-- start --

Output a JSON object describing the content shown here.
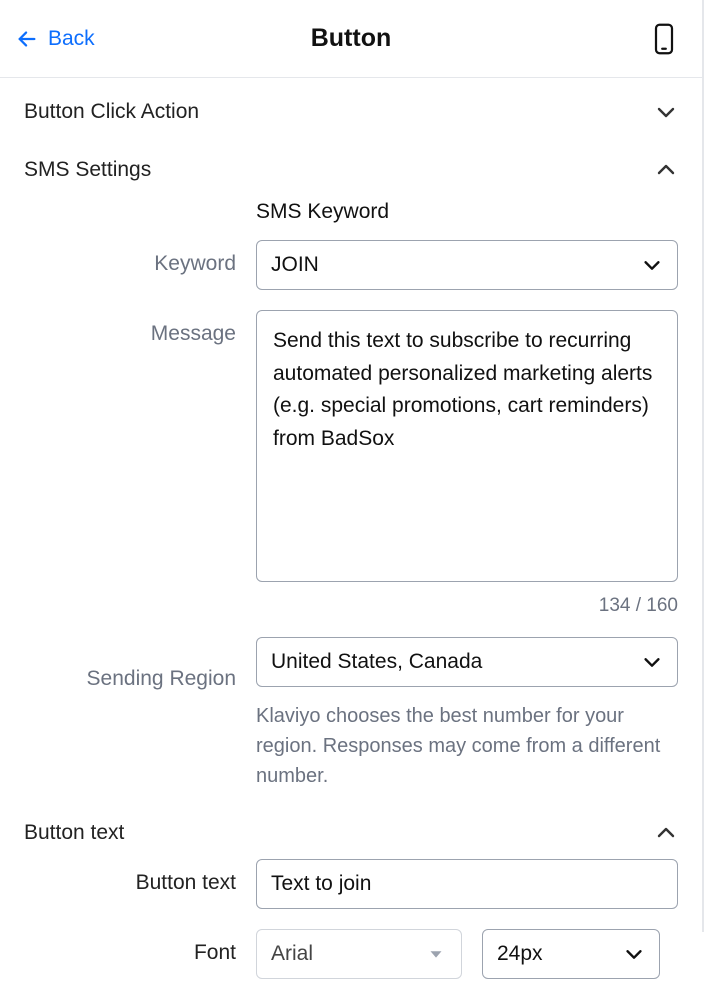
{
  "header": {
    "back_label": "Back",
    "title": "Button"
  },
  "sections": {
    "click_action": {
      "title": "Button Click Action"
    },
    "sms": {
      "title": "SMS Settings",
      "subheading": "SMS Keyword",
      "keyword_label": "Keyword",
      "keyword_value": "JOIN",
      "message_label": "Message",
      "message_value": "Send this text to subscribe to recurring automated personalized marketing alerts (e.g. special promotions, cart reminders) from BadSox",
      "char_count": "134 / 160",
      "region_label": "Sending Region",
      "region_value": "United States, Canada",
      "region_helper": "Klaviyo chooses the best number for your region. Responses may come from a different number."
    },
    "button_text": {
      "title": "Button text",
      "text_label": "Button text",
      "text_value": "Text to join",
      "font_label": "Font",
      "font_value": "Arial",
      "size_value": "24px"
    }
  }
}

-- end --
-- start --

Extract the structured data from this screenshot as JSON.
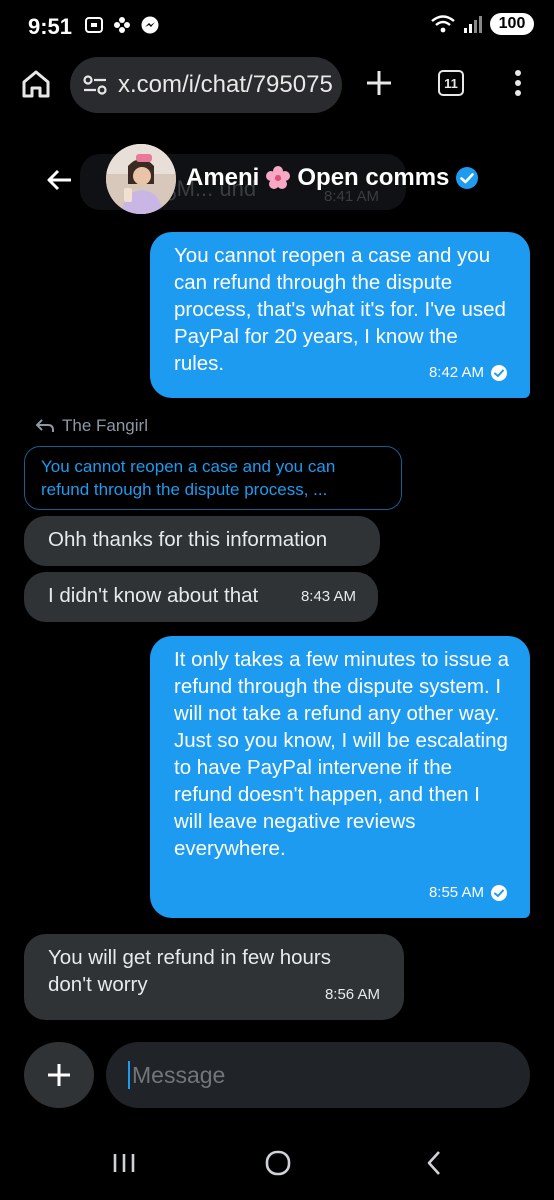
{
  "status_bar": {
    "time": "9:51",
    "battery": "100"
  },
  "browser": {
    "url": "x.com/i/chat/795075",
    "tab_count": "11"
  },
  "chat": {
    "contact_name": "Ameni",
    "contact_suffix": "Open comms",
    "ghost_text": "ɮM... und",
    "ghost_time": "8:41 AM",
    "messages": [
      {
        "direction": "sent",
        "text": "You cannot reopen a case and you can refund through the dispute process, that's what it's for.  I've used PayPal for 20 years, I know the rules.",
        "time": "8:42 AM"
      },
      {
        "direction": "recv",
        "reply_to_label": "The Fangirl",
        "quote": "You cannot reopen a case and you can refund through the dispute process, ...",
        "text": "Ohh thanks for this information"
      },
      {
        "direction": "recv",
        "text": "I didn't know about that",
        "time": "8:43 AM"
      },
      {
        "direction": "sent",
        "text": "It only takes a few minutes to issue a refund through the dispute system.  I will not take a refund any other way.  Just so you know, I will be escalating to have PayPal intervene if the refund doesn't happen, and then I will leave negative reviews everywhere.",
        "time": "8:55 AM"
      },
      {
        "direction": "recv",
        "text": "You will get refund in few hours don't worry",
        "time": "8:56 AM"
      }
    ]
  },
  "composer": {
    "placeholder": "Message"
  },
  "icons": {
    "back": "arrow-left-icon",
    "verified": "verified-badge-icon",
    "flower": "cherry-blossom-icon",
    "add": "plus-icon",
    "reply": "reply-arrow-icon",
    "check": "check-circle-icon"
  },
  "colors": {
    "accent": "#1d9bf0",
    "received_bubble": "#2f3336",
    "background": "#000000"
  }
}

-- end --

-- Exercise requirements --
Each line in the listing above that contains "will" should be copied.

-- Output --
        "text": "It only takes a few minutes to issue a refund through the dispute system.  I will not take a refund any other way.  Just so you know, I will be escalating to have PayPal intervene if the refund doesn't happen, and then I will leave negative reviews everywhere.",
        "text": "You will get refund in few hours don't worry",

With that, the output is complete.